┌────────
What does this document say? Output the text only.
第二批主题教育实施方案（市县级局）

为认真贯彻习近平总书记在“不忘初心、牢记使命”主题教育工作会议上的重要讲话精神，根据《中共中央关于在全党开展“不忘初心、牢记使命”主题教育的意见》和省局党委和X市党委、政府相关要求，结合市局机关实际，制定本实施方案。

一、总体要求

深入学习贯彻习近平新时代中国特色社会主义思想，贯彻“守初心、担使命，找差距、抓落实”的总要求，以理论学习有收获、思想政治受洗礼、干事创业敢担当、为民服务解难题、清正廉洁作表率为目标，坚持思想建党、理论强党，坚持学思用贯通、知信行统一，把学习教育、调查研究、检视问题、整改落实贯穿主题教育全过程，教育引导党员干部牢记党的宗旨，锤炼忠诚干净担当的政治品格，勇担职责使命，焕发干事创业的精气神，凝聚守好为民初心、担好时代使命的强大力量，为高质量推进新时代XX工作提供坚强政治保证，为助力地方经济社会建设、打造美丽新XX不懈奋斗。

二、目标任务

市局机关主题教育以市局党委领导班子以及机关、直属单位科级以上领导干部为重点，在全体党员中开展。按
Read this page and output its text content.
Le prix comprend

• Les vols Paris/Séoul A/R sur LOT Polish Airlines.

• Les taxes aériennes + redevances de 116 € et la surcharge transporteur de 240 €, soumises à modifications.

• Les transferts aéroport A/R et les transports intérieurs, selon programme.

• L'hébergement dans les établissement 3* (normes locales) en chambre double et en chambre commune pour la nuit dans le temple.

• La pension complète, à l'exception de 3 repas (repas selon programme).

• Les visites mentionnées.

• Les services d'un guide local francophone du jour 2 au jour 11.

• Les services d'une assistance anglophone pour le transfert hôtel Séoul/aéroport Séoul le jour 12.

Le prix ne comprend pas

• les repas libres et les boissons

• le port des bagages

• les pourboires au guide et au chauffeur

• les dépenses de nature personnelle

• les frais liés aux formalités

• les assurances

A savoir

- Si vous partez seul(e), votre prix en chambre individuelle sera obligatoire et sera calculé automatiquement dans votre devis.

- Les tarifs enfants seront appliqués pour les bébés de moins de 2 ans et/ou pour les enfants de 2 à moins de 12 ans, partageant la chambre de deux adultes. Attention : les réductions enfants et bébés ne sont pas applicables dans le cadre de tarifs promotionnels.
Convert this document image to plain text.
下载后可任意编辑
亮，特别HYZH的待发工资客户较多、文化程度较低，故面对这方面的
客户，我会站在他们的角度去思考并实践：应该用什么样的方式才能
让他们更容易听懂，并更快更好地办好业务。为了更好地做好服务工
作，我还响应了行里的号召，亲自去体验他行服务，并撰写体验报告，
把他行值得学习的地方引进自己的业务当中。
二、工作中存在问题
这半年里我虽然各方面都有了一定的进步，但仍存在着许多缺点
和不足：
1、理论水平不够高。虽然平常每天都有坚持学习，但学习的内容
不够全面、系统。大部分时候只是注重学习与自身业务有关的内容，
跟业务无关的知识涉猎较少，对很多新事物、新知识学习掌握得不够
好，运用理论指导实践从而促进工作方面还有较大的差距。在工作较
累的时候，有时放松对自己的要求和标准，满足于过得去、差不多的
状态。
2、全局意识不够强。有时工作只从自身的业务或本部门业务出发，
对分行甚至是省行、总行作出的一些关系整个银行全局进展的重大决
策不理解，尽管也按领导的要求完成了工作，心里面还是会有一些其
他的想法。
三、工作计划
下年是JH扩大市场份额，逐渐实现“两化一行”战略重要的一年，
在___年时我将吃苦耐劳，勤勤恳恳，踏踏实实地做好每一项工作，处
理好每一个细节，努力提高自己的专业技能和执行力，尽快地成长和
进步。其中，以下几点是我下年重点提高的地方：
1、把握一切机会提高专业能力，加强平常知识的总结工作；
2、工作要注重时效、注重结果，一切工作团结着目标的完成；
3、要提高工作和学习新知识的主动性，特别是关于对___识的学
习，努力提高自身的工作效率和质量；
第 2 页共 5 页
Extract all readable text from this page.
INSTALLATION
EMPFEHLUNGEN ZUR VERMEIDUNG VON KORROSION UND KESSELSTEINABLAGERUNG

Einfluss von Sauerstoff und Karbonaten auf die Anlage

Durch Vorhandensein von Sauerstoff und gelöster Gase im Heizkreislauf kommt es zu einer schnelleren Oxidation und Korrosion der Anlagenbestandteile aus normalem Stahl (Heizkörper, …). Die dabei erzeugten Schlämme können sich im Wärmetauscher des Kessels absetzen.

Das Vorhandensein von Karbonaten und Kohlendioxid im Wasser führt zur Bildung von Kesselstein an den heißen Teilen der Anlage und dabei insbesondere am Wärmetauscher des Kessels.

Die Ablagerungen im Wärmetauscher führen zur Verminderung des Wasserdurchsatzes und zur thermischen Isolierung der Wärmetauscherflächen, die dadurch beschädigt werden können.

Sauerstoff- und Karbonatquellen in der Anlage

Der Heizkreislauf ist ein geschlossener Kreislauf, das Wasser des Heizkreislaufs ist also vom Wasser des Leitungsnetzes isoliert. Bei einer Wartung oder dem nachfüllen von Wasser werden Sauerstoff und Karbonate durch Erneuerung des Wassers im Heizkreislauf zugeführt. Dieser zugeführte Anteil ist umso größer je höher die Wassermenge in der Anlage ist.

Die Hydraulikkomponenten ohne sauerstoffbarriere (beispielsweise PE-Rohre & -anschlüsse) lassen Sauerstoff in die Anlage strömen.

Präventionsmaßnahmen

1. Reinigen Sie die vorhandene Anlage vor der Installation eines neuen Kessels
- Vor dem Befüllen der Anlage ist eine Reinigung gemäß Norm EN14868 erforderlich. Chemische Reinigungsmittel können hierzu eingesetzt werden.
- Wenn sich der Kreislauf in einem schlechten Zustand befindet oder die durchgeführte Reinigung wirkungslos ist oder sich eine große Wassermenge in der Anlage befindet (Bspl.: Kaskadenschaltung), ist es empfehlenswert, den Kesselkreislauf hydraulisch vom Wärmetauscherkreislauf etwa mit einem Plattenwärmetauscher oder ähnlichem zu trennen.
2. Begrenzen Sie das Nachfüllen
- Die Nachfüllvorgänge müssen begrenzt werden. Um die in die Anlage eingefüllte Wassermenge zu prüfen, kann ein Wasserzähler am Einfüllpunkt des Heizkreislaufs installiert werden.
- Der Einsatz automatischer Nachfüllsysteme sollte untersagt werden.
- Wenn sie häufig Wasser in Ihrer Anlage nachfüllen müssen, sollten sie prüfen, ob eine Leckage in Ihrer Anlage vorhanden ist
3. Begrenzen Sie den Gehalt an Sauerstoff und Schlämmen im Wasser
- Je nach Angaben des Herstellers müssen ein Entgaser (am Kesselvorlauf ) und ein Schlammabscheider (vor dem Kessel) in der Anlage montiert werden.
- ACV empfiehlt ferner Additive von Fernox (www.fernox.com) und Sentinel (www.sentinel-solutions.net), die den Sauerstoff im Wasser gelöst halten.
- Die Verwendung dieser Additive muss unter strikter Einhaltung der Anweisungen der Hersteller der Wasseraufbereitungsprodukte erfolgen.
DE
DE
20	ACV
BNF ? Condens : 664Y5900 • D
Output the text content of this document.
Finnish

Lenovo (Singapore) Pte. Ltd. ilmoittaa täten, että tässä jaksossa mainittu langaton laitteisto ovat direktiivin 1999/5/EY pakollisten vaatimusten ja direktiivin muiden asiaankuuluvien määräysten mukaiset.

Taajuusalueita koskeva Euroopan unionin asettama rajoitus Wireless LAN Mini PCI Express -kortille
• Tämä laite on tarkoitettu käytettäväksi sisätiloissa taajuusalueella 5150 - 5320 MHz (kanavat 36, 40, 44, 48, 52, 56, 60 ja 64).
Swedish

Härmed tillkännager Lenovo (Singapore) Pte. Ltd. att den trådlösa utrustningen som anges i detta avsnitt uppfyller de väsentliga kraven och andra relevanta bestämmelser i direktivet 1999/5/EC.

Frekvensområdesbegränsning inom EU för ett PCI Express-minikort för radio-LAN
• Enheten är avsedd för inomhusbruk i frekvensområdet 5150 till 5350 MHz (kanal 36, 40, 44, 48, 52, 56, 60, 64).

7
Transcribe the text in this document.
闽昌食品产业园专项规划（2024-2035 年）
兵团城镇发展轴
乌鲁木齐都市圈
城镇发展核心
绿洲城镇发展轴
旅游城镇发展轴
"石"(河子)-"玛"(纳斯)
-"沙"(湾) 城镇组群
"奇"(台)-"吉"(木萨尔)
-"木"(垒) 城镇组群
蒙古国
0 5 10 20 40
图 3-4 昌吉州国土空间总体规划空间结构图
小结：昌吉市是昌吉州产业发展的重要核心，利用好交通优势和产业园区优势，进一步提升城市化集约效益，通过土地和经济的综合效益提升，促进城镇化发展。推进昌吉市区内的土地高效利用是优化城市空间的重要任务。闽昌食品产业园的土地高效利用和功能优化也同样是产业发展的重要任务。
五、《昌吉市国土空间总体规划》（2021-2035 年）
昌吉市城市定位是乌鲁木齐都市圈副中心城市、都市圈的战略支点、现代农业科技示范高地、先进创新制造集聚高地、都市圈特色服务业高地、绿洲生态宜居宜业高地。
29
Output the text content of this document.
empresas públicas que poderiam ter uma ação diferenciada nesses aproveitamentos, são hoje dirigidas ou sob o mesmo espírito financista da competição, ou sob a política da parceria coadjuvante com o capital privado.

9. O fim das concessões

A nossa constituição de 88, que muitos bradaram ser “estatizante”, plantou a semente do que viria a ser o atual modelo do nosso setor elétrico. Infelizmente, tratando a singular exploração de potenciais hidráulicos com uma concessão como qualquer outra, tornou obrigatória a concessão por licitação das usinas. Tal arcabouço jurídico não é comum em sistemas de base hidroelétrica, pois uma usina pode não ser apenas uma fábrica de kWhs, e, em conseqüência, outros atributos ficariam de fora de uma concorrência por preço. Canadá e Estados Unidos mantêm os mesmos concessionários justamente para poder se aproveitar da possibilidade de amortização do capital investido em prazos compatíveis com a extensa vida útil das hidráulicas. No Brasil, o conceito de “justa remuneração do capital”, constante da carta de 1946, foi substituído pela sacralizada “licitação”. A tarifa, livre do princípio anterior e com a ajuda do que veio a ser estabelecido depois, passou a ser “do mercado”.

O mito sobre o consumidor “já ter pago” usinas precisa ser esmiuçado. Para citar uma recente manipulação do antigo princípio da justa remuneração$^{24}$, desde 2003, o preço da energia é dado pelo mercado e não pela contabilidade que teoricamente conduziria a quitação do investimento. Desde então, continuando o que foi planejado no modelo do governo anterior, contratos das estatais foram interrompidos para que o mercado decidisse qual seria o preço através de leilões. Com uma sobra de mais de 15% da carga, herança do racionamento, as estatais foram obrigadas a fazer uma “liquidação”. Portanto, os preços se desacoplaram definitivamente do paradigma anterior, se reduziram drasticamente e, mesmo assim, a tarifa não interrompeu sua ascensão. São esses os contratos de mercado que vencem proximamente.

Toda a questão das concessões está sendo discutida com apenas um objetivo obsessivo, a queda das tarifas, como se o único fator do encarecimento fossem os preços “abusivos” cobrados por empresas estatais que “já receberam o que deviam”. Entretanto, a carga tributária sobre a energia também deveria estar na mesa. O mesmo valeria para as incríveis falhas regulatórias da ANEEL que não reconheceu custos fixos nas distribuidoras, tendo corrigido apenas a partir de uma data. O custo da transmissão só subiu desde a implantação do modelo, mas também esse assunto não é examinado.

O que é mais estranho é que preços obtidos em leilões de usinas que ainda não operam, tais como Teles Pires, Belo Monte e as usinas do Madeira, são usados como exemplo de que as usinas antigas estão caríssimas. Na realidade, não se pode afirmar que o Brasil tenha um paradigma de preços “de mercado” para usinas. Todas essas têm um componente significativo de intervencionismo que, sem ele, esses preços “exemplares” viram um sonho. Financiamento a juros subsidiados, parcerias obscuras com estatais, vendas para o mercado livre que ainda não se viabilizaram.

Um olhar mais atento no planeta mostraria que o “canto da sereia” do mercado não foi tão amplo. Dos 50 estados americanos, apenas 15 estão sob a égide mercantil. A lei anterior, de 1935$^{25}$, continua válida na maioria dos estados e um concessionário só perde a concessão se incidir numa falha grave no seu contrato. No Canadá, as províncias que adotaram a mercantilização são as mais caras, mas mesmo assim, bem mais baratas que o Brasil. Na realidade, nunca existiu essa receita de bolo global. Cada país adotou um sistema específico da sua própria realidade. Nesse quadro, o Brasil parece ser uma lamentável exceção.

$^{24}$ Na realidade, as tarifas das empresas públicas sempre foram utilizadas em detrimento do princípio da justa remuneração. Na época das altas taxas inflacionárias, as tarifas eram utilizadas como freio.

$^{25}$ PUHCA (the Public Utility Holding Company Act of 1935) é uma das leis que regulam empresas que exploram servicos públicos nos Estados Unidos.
└────────
Using the entries above, return each line that includes the word "públicas".

▸ **Exercise answer**
empresas públicas que poderiam ter uma ação diferenciada nesses aproveitamentos, são hoje dirigidas ou sob o mesmo espírito financista da competição, ou sob a política da parceria coadjuvante com o capital privado.
$^{24}$ Na realidade, as tarifas das empresas públicas sempre foram utilizadas em detrimento do princípio da justa remuneração. Na época das altas taxas inflacionárias, as tarifas eram utilizadas como freio.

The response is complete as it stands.